◆ **REQUEST**:
From the entries below, copy out every line with "douloureux" in it.

[Some records]
--
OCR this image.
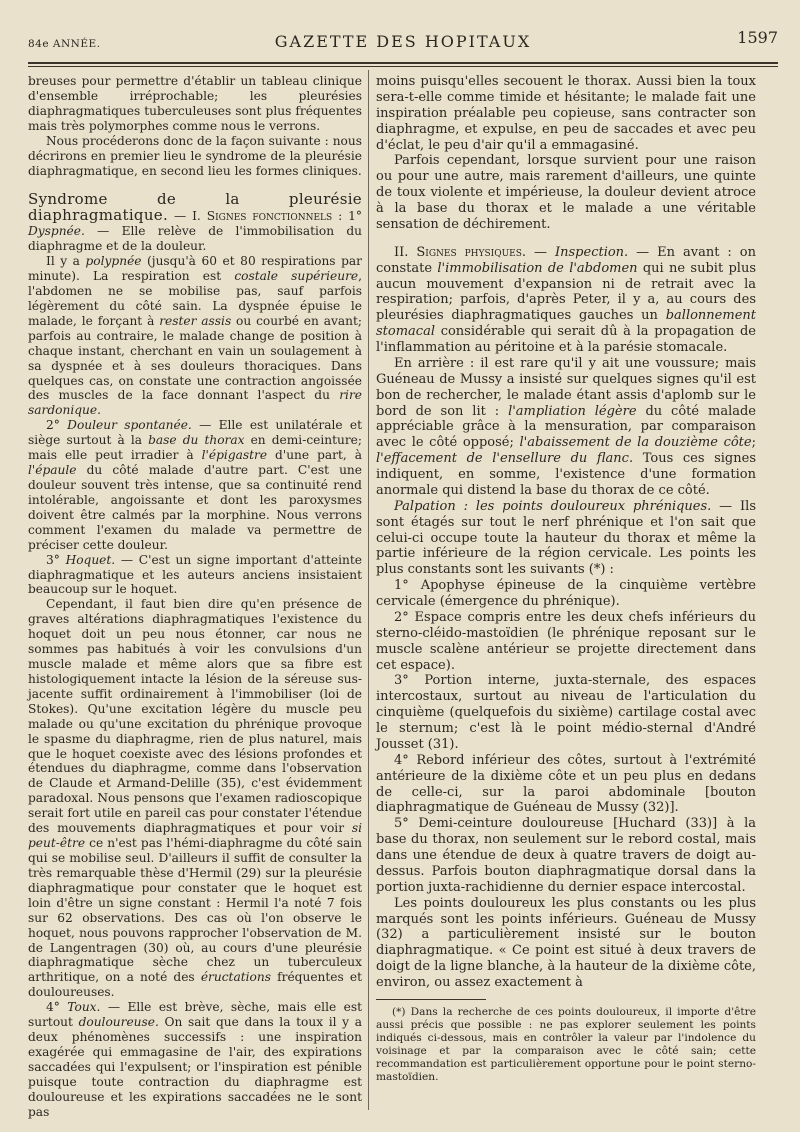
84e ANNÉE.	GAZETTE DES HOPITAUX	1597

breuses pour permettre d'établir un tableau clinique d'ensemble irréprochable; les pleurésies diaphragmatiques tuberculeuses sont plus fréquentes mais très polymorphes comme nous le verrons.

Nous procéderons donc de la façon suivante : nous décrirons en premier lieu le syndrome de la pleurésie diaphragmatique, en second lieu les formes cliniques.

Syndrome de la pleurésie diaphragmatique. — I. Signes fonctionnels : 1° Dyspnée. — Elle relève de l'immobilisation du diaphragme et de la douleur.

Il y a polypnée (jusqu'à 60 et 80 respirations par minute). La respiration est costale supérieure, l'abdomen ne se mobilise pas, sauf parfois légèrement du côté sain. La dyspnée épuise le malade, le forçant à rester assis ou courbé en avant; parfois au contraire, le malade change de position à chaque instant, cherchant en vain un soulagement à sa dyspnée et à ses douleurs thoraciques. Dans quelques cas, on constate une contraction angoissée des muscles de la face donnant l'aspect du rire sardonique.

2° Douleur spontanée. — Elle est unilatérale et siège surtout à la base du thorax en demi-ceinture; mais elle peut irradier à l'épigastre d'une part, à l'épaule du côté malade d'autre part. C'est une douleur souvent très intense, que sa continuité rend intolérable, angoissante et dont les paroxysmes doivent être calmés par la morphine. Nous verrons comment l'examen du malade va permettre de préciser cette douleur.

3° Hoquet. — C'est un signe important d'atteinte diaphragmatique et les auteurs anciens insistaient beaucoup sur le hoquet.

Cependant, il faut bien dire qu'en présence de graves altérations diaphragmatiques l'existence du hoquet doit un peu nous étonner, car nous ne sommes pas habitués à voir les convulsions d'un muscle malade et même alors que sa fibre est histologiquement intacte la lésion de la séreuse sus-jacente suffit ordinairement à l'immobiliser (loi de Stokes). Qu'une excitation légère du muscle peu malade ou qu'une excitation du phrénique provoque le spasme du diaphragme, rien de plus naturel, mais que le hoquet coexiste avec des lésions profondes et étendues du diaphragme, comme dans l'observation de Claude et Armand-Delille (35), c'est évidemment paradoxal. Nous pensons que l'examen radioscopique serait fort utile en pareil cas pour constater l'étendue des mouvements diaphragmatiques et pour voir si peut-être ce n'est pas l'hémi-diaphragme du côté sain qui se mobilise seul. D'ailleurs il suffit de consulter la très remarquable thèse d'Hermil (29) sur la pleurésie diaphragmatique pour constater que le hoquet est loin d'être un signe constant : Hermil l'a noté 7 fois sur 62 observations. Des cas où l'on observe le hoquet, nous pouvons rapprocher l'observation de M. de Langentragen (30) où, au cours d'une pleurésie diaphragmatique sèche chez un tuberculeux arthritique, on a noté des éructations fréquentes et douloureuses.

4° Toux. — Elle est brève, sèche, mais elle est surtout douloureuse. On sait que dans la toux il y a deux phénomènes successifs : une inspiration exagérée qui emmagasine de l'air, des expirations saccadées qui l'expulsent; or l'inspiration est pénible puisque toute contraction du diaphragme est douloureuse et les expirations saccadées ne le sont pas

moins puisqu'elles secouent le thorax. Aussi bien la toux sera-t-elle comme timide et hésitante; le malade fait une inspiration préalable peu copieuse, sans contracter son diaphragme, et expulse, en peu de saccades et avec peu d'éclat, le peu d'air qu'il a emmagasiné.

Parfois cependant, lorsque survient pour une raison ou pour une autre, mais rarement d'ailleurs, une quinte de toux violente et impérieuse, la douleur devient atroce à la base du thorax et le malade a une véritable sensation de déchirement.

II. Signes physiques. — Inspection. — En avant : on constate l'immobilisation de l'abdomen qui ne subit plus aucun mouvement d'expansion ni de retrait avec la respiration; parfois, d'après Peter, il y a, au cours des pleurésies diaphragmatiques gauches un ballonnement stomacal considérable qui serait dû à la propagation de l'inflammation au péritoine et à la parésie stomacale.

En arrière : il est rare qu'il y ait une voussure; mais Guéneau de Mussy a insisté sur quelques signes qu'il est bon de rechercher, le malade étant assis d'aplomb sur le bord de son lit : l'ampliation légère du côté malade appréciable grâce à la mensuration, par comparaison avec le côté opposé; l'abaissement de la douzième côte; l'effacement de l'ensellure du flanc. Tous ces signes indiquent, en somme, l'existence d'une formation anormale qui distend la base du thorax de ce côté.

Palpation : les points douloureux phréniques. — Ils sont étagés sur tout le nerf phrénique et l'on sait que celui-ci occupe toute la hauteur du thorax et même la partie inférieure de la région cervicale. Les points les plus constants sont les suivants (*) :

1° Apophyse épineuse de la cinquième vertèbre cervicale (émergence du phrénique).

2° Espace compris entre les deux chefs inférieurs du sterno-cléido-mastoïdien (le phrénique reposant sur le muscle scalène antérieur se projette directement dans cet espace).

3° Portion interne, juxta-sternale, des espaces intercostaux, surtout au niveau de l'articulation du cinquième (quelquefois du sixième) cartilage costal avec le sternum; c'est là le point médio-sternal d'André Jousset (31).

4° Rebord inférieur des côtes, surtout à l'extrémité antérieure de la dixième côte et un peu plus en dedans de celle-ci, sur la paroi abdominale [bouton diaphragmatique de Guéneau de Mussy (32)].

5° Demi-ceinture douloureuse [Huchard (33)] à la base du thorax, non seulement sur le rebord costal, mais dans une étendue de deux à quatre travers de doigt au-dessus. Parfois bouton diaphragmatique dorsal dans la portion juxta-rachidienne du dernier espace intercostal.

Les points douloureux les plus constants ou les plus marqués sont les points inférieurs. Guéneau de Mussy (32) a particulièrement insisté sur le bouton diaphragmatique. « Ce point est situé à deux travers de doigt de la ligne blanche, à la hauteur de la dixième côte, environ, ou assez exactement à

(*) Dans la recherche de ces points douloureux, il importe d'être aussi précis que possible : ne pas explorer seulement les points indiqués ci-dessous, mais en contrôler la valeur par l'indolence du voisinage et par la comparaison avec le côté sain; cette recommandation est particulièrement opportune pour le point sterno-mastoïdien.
--
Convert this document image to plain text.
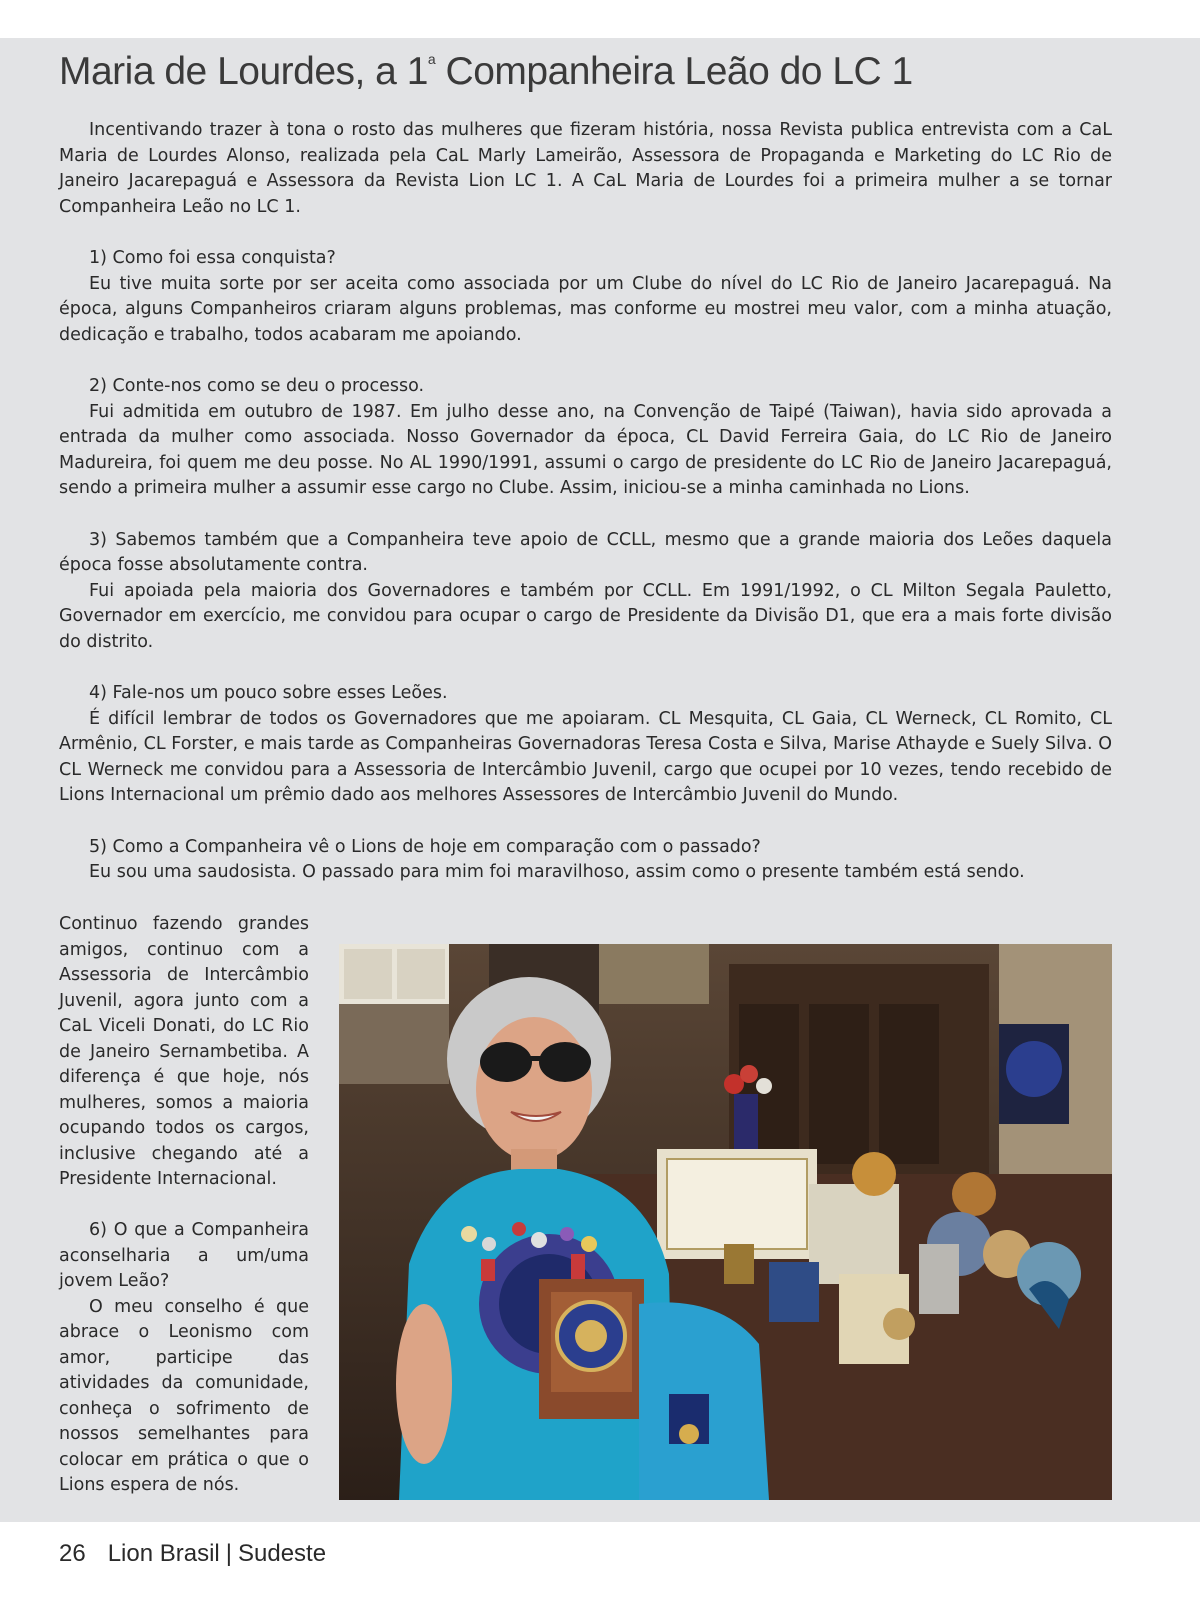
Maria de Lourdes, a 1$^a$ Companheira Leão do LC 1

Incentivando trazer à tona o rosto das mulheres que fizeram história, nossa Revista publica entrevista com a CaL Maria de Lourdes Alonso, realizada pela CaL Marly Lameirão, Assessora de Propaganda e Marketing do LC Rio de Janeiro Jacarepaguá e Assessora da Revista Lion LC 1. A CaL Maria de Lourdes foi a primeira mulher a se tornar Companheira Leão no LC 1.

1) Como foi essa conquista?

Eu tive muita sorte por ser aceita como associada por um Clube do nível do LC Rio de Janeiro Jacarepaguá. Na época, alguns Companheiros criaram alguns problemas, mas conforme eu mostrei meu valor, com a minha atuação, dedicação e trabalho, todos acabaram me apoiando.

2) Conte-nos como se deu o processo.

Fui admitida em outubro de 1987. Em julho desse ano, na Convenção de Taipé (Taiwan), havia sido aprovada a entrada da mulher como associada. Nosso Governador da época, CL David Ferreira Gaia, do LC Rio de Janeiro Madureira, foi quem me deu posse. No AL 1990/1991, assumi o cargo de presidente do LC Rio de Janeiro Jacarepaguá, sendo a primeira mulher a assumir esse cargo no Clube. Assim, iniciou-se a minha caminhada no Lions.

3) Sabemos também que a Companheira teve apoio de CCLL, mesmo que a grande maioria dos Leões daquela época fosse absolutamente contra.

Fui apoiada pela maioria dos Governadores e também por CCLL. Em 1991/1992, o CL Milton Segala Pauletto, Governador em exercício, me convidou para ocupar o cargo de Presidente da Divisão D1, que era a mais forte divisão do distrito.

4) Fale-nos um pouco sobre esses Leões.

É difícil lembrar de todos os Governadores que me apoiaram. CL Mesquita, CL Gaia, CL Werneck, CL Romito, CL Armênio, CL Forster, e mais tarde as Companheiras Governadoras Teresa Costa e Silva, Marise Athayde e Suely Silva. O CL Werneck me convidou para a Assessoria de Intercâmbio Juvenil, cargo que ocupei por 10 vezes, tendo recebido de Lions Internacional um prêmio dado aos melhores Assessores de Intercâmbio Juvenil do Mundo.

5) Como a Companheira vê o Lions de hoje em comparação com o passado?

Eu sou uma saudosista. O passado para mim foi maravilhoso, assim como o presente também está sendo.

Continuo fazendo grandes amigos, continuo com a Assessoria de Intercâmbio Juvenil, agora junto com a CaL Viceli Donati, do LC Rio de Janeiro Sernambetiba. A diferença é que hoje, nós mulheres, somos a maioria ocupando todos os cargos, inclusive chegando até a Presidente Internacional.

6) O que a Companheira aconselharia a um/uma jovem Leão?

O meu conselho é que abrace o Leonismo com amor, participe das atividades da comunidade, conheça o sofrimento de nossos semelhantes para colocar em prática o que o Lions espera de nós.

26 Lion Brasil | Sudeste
--
◆ **SOLUTION TO THIS EXERCISE**:
Palpation : les points douloureux phréniques. — Ils sont étagés sur tout le nerf phrénique et l'on sait que celui-ci occupe toute la hauteur du thorax et même la partie inférieure de la région cervicale. Les points les plus constants sont les suivants (*) :
Les points douloureux les plus constants ou les plus marqués sont les points inférieurs. Guéneau de Mussy (32) a particulièrement insisté sur le bouton diaphragmatique. « Ce point est situé à deux travers de doigt de la ligne blanche, à la hauteur de la dixième côte, environ, ou assez exactement à
(*) Dans la recherche de ces points douloureux, il importe d'être aussi précis que possible : ne pas explorer seulement les points indiqués ci-dessous, mais en contrôler la valeur par l'indolence du voisinage et par la comparaison avec le côté sain; cette recommandation est particulièrement opportune pour le point sterno-mastoïdien.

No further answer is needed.